§ Task details:
Update the records below, changing every "drag-handle-icon" to "grip-icon" and keeping all other text the same.

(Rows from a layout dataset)
● ● ●

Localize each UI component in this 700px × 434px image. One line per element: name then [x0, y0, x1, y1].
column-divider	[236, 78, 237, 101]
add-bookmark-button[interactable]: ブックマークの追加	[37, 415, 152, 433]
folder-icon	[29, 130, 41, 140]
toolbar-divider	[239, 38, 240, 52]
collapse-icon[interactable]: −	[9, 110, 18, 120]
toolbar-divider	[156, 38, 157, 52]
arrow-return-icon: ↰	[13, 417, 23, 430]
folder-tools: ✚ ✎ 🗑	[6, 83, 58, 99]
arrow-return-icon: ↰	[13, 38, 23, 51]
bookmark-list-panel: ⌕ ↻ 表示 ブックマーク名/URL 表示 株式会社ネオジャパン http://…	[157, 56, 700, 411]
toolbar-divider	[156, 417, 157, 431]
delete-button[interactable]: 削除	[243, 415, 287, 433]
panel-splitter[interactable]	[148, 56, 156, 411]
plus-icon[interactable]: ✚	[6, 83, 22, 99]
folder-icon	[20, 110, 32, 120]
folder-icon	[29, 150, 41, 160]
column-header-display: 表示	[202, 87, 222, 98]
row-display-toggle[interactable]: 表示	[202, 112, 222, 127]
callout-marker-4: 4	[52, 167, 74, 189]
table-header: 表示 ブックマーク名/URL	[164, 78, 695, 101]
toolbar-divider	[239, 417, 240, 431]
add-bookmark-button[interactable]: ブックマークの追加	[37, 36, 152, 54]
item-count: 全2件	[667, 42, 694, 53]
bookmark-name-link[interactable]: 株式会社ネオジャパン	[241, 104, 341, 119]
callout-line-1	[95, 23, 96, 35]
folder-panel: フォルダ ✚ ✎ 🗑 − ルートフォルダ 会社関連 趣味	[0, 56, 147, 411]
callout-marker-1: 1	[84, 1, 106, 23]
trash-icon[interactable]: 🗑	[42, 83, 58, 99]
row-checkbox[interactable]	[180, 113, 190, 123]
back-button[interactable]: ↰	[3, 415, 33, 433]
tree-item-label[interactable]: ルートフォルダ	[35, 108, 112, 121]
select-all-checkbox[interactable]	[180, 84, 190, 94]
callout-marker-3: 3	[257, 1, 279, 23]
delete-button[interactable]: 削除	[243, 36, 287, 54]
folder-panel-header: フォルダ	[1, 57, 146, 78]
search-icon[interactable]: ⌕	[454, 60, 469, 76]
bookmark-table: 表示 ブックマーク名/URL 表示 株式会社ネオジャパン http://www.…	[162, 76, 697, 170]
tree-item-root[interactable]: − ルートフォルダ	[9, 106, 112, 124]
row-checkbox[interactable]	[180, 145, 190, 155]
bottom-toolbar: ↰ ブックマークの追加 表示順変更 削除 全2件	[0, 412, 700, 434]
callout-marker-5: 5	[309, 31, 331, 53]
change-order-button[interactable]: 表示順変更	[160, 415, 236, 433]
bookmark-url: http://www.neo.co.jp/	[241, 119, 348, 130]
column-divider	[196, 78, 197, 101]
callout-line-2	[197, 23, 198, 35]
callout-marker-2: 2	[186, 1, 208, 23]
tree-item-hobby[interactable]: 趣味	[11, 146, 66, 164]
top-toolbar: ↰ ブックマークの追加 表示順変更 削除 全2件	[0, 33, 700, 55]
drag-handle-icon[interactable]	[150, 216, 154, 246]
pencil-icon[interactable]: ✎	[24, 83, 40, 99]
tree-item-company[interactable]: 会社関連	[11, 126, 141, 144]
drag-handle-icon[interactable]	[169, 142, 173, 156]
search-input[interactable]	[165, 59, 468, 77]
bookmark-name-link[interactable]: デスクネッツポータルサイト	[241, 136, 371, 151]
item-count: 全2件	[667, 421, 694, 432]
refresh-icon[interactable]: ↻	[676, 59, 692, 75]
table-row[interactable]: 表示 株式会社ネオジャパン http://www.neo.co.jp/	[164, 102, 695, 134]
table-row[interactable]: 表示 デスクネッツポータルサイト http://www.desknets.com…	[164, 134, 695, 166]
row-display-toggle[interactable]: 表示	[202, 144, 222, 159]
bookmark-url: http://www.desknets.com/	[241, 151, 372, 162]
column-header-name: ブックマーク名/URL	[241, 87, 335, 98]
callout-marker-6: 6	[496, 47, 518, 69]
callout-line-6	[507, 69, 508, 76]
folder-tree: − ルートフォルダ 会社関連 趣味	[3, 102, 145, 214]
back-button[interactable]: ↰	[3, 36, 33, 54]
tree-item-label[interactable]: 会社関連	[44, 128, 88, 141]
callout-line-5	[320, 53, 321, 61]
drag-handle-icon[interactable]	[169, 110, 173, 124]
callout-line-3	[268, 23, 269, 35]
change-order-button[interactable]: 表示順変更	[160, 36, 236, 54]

● ● ●

§ The reply:
Localize each UI component in this 700px × 434px image. One line per element: name then [x0, y0, x1, y1].
column-divider	[236, 78, 237, 101]
add-bookmark-button[interactable]: ブックマークの追加	[37, 415, 152, 433]
folder-icon	[29, 130, 41, 140]
toolbar-divider	[239, 38, 240, 52]
collapse-icon[interactable]: −	[9, 110, 18, 120]
toolbar-divider	[156, 38, 157, 52]
arrow-return-icon: ↰	[13, 417, 23, 430]
folder-tools: ✚ ✎ 🗑	[6, 83, 58, 99]
arrow-return-icon: ↰	[13, 38, 23, 51]
bookmark-list-panel: ⌕ ↻ 表示 ブックマーク名/URL 表示 株式会社ネオジャパン http://…	[157, 56, 700, 411]
toolbar-divider	[156, 417, 157, 431]
delete-button[interactable]: 削除	[243, 415, 287, 433]
panel-splitter[interactable]	[148, 56, 156, 411]
plus-icon[interactable]: ✚	[6, 83, 22, 99]
folder-icon	[20, 110, 32, 120]
folder-icon	[29, 150, 41, 160]
column-header-display: 表示	[202, 87, 222, 98]
row-display-toggle[interactable]: 表示	[202, 112, 222, 127]
callout-marker-4: 4	[52, 167, 74, 189]
table-header: 表示 ブックマーク名/URL	[164, 78, 695, 101]
toolbar-divider	[239, 417, 240, 431]
add-bookmark-button[interactable]: ブックマークの追加	[37, 36, 152, 54]
item-count: 全2件	[667, 42, 694, 53]
bookmark-name-link[interactable]: 株式会社ネオジャパン	[241, 104, 341, 119]
callout-line-1	[95, 23, 96, 35]
folder-panel: フォルダ ✚ ✎ 🗑 − ルートフォルダ 会社関連 趣味	[0, 56, 147, 411]
callout-marker-1: 1	[84, 1, 106, 23]
trash-icon[interactable]: 🗑	[42, 83, 58, 99]
row-checkbox[interactable]	[180, 113, 190, 123]
back-button[interactable]: ↰	[3, 415, 33, 433]
tree-item-label[interactable]: ルートフォルダ	[35, 108, 112, 121]
select-all-checkbox[interactable]	[180, 84, 190, 94]
callout-marker-3: 3	[257, 1, 279, 23]
delete-button[interactable]: 削除	[243, 36, 287, 54]
folder-panel-header: フォルダ	[1, 57, 146, 78]
search-icon[interactable]: ⌕	[454, 60, 469, 76]
bookmark-table: 表示 ブックマーク名/URL 表示 株式会社ネオジャパン http://www.…	[162, 76, 697, 170]
tree-item-root[interactable]: − ルートフォルダ	[9, 106, 112, 124]
row-checkbox[interactable]	[180, 145, 190, 155]
bottom-toolbar: ↰ ブックマークの追加 表示順変更 削除 全2件	[0, 412, 700, 434]
callout-marker-5: 5	[309, 31, 331, 53]
change-order-button[interactable]: 表示順変更	[160, 415, 236, 433]
bookmark-url: http://www.neo.co.jp/	[241, 119, 348, 130]
column-divider	[196, 78, 197, 101]
callout-line-2	[197, 23, 198, 35]
callout-marker-2: 2	[186, 1, 208, 23]
tree-item-hobby[interactable]: 趣味	[11, 146, 66, 164]
top-toolbar: ↰ ブックマークの追加 表示順変更 削除 全2件	[0, 33, 700, 55]
grip-icon[interactable]	[150, 216, 154, 246]
pencil-icon[interactable]: ✎	[24, 83, 40, 99]
tree-item-company[interactable]: 会社関連	[11, 126, 141, 144]
grip-icon[interactable]	[169, 142, 173, 156]
search-input[interactable]	[165, 59, 468, 77]
bookmark-name-link[interactable]: デスクネッツポータルサイト	[241, 136, 371, 151]
item-count: 全2件	[667, 421, 694, 432]
refresh-icon[interactable]: ↻	[676, 59, 692, 75]
table-row[interactable]: 表示 株式会社ネオジャパン http://www.neo.co.jp/	[164, 102, 695, 134]
table-row[interactable]: 表示 デスクネッツポータルサイト http://www.desknets.com…	[164, 134, 695, 166]
row-display-toggle[interactable]: 表示	[202, 144, 222, 159]
bookmark-url: http://www.desknets.com/	[241, 151, 372, 162]
column-header-name: ブックマーク名/URL	[241, 87, 335, 98]
callout-marker-6: 6	[496, 47, 518, 69]
callout-line-6	[507, 69, 508, 76]
folder-tree: − ルートフォルダ 会社関連 趣味	[3, 102, 145, 214]
back-button[interactable]: ↰	[3, 36, 33, 54]
tree-item-label[interactable]: 会社関連	[44, 128, 88, 141]
callout-line-5	[320, 53, 321, 61]
grip-icon[interactable]	[169, 110, 173, 124]
callout-line-3	[268, 23, 269, 35]
change-order-button[interactable]: 表示順変更	[160, 36, 236, 54]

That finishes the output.